■ Set problem ■
Find the string "FRIDAY" in the records. Copy every line it appears in.

■ Records for this task ■
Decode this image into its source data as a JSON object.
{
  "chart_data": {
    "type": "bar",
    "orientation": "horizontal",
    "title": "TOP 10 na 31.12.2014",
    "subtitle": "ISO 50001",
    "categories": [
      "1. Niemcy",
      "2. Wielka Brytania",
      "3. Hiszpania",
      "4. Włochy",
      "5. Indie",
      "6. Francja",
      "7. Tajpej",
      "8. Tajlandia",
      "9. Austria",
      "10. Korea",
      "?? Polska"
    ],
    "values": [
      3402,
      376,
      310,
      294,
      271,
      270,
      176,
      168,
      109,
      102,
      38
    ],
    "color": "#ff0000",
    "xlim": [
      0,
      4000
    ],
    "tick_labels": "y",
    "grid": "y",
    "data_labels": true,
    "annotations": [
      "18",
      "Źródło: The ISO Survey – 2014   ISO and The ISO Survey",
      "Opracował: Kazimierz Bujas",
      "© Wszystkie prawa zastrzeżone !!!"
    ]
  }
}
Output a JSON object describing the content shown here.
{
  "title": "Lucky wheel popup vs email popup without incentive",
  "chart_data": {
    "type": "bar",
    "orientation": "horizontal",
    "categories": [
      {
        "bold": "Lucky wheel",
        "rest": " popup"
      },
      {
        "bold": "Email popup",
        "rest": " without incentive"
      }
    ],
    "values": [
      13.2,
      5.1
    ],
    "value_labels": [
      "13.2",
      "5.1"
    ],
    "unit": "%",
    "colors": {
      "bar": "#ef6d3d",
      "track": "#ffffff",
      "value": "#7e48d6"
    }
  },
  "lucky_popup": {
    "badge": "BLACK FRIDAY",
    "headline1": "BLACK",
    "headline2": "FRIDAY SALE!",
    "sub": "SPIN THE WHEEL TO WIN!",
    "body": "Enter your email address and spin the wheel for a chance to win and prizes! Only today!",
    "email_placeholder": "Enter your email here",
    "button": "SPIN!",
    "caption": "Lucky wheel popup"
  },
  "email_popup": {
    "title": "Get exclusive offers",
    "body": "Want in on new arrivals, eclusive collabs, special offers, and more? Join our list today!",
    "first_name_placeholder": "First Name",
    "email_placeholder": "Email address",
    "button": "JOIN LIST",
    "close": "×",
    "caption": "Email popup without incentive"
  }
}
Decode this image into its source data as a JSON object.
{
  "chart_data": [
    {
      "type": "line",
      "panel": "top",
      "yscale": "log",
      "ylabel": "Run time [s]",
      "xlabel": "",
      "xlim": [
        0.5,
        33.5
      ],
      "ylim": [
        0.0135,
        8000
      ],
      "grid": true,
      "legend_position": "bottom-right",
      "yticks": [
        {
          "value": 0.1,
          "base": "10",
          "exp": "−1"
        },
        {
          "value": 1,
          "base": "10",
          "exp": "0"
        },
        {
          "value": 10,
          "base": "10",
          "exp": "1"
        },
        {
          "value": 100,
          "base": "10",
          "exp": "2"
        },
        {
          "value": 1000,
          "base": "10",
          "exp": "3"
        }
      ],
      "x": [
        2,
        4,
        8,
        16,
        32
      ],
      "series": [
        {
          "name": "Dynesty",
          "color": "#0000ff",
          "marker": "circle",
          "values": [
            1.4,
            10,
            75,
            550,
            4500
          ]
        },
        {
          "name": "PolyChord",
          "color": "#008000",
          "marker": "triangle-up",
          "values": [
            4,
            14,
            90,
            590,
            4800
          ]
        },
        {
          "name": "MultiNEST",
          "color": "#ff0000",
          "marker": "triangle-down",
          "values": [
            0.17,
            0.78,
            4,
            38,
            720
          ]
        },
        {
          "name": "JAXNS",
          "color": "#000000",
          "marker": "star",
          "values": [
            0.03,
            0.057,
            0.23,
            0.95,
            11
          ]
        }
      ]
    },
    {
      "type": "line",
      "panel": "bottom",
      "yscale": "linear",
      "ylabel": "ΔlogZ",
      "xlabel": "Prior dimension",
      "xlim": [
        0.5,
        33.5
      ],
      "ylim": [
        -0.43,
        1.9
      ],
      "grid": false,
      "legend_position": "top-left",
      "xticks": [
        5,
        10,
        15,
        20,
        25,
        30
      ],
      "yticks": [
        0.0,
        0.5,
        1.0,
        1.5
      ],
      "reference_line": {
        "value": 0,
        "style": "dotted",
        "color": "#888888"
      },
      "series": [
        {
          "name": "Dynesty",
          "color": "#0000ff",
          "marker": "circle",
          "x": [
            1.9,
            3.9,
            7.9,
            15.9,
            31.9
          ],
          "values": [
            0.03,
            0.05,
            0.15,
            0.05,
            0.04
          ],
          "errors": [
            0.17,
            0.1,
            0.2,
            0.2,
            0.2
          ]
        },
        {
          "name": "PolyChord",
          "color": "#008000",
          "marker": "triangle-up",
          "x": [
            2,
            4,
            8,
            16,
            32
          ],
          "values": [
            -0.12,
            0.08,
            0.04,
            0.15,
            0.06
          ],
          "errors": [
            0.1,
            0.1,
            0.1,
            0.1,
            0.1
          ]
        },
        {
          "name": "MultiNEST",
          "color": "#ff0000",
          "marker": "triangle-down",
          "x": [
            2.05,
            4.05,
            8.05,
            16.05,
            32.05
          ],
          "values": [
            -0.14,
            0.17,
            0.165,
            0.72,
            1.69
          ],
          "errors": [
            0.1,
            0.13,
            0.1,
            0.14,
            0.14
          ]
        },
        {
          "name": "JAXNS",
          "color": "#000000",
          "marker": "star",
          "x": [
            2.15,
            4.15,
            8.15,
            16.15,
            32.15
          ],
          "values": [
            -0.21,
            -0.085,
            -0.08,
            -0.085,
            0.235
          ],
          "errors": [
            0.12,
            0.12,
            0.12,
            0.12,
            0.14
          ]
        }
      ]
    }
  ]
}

■ Final answer ■
    "badge": "BLACK FRIDAY",
    "headline2": "FRIDAY SALE!",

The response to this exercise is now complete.